* **WHAT YOU ARE ASKED TO DO**
Search the records for "Fitness". Copy every line where it appears.

* **STORED DATA**
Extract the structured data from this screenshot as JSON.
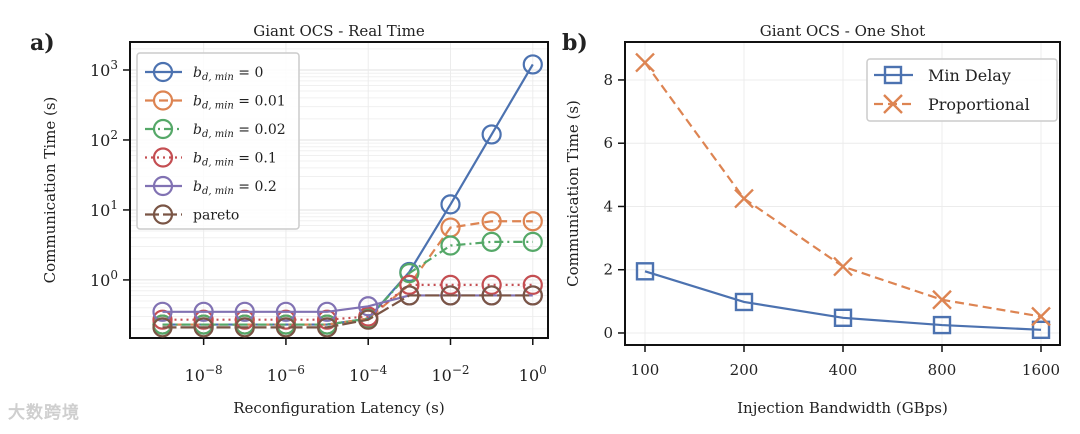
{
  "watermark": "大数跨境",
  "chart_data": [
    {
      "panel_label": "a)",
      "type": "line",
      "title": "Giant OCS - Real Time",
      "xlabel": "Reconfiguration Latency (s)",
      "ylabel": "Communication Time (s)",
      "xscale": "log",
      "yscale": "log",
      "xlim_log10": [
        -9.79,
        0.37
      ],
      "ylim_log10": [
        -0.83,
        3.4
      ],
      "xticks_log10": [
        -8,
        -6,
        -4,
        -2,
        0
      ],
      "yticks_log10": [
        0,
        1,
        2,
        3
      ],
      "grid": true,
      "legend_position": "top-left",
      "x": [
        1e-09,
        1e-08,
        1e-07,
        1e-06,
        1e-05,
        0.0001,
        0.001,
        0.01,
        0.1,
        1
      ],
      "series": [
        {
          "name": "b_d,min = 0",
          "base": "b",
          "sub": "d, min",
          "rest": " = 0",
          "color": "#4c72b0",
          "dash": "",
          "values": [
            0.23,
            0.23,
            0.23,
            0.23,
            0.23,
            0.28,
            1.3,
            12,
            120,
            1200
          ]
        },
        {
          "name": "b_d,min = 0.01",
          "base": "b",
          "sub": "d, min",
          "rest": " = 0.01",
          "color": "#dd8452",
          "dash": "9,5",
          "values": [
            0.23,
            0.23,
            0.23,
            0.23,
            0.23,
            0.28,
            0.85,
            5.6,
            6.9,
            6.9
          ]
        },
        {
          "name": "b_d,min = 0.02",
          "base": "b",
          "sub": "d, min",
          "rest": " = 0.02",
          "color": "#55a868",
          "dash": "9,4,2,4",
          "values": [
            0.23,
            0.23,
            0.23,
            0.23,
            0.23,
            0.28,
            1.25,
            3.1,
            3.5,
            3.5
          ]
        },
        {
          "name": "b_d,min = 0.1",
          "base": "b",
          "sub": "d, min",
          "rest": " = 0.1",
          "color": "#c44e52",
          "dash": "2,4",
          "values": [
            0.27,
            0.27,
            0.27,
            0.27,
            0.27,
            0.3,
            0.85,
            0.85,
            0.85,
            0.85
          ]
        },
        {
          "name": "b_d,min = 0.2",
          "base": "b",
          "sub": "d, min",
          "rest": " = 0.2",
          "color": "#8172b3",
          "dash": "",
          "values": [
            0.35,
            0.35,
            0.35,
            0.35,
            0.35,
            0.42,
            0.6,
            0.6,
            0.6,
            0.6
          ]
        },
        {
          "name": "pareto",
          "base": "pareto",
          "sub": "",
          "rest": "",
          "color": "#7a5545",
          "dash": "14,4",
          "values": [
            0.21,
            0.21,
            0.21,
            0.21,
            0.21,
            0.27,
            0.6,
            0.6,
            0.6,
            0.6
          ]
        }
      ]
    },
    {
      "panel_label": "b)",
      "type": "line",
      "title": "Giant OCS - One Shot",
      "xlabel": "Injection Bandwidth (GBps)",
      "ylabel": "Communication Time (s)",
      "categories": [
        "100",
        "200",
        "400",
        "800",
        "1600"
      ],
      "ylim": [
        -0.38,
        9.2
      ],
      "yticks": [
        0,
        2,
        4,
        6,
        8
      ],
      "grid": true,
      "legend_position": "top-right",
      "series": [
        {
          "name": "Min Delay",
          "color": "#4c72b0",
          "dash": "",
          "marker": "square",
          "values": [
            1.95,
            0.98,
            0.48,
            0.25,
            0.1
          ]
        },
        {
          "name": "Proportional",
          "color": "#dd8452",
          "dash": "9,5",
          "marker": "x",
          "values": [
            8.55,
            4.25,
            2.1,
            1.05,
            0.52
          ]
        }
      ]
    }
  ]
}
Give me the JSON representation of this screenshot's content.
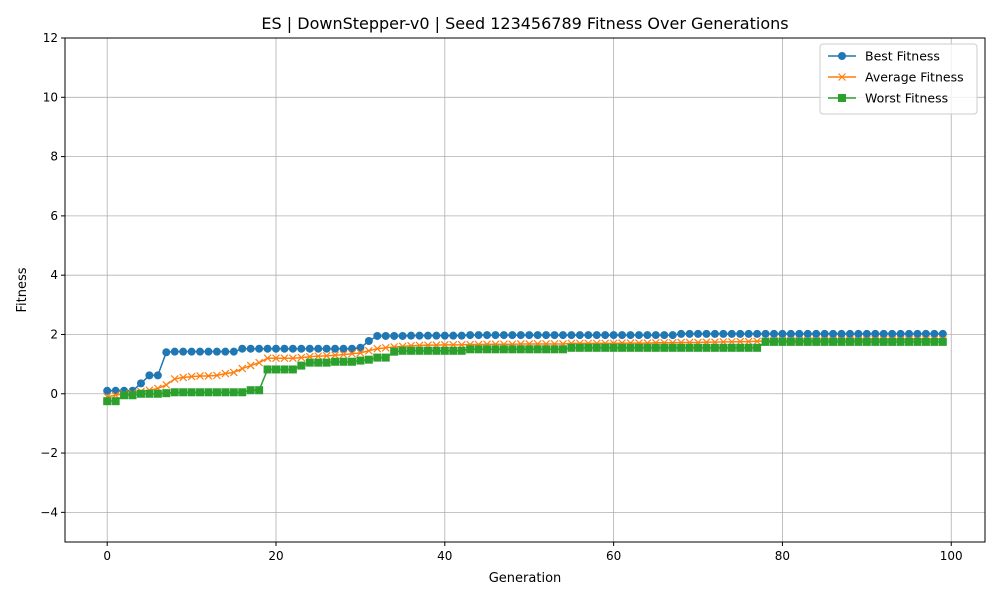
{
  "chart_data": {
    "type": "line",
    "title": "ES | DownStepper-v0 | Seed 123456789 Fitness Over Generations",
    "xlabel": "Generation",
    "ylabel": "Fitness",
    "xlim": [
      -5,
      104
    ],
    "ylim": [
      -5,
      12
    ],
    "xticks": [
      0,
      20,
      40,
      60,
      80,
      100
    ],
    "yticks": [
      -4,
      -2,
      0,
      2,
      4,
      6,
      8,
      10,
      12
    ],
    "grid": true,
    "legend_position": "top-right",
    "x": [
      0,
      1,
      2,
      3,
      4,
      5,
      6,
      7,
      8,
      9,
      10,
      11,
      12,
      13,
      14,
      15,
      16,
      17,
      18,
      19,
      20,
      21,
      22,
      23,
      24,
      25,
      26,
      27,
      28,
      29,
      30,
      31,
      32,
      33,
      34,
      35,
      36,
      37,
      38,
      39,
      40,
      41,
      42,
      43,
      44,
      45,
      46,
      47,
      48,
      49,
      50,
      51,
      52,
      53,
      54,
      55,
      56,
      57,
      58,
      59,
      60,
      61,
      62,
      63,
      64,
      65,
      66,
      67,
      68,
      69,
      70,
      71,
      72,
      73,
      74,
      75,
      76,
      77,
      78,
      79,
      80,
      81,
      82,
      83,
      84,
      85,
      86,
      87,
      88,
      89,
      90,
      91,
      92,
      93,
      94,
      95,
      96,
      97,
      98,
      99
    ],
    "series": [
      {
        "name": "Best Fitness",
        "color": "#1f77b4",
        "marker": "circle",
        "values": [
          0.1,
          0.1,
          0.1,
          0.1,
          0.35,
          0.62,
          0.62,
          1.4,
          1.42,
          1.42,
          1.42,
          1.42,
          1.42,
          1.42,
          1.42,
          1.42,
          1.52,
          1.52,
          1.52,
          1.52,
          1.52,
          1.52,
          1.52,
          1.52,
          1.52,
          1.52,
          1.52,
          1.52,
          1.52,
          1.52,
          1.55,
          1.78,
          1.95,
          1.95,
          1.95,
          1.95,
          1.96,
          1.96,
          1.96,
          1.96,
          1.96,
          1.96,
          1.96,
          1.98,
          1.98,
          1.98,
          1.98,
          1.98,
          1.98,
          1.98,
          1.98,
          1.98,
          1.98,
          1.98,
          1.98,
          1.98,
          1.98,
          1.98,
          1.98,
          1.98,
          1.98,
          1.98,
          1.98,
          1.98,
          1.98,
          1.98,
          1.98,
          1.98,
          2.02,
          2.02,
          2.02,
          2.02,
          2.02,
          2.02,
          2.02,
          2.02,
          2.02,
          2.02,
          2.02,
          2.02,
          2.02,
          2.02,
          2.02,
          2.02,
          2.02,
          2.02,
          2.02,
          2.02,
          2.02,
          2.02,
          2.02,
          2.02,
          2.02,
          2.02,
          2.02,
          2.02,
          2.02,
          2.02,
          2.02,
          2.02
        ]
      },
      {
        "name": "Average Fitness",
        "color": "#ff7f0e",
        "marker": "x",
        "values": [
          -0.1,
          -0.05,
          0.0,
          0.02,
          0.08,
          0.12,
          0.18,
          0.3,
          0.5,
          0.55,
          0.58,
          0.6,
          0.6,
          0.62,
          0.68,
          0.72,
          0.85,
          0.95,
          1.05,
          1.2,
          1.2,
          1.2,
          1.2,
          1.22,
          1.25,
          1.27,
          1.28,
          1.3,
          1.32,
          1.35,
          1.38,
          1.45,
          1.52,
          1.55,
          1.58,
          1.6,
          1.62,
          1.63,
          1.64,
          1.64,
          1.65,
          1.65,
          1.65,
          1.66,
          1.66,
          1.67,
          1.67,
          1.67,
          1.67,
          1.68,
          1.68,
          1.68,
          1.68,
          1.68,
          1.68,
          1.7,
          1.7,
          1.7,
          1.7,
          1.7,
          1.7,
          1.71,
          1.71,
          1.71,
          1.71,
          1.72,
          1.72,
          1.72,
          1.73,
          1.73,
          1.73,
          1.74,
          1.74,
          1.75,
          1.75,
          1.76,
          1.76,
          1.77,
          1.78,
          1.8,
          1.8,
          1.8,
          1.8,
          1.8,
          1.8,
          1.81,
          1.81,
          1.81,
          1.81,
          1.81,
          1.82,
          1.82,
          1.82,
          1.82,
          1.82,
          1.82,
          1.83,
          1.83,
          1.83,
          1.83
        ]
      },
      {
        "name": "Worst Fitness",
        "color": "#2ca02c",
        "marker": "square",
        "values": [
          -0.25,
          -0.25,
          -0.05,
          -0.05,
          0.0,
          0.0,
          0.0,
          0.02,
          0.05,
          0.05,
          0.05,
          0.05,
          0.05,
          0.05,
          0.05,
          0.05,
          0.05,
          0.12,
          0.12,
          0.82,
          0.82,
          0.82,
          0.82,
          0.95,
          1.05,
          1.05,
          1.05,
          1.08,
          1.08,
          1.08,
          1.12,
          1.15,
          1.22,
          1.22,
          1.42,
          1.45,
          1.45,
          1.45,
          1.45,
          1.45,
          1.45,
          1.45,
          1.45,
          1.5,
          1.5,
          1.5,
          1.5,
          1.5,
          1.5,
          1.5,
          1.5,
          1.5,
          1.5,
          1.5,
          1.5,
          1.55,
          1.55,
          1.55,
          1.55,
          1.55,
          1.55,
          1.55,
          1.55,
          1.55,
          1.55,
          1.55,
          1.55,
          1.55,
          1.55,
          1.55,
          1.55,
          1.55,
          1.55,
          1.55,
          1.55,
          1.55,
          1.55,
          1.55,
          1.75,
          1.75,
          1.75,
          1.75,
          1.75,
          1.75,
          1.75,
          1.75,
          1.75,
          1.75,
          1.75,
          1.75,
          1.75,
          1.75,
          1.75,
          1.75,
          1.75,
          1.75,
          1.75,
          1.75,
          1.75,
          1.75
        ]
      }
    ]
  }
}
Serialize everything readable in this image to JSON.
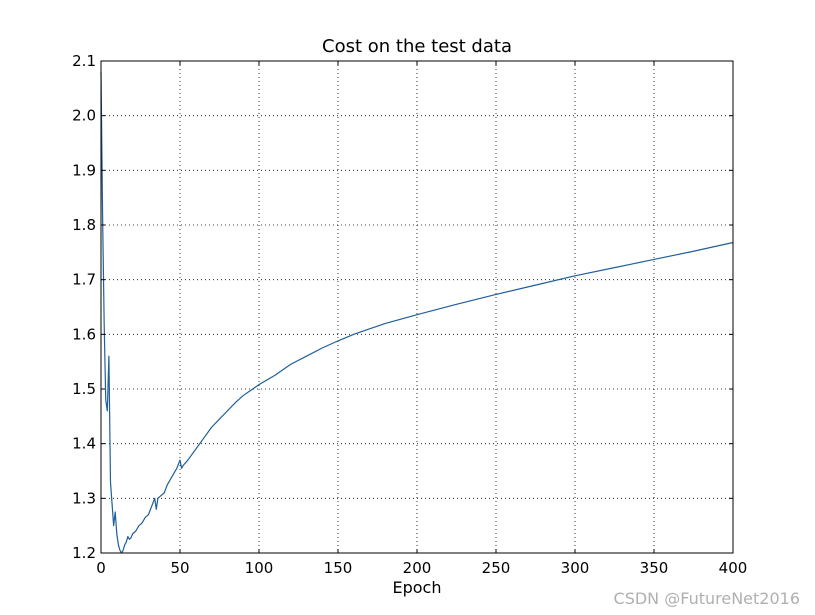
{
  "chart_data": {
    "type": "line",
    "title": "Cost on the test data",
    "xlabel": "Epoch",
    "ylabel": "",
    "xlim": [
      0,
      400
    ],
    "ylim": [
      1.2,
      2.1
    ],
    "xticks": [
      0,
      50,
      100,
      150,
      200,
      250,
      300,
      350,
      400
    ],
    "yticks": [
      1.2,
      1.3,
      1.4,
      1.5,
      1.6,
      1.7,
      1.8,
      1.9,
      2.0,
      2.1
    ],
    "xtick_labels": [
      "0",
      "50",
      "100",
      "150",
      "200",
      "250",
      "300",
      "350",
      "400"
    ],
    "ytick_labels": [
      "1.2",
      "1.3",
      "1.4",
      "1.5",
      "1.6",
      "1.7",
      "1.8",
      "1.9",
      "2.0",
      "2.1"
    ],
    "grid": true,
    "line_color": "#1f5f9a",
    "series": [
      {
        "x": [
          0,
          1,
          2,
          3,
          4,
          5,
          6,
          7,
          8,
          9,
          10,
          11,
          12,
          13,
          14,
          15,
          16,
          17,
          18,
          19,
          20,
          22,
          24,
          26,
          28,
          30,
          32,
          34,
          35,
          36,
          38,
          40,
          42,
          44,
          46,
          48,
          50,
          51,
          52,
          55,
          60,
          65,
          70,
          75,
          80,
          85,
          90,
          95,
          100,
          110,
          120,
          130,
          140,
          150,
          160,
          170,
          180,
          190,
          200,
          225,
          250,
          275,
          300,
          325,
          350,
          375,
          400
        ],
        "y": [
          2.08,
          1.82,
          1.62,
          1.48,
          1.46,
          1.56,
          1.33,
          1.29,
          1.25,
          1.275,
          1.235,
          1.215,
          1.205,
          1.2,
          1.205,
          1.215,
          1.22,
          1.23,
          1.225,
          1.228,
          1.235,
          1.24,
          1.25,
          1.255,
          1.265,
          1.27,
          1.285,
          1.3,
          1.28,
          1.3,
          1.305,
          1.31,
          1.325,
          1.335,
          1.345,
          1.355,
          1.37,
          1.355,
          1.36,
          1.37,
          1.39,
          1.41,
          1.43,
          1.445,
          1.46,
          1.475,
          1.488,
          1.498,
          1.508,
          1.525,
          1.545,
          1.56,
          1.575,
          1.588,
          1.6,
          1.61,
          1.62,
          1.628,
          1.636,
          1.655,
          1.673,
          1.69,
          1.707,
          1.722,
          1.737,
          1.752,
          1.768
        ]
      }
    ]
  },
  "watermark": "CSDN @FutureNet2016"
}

* **FINAL RESULT**
    "title": "ES | DownStepper-v0 | Seed 123456789 Fitness Over Generations",
    "ylabel": "Fitness",
        "name": "Best Fitness",
        "name": "Average Fitness",
        "name": "Worst Fitness",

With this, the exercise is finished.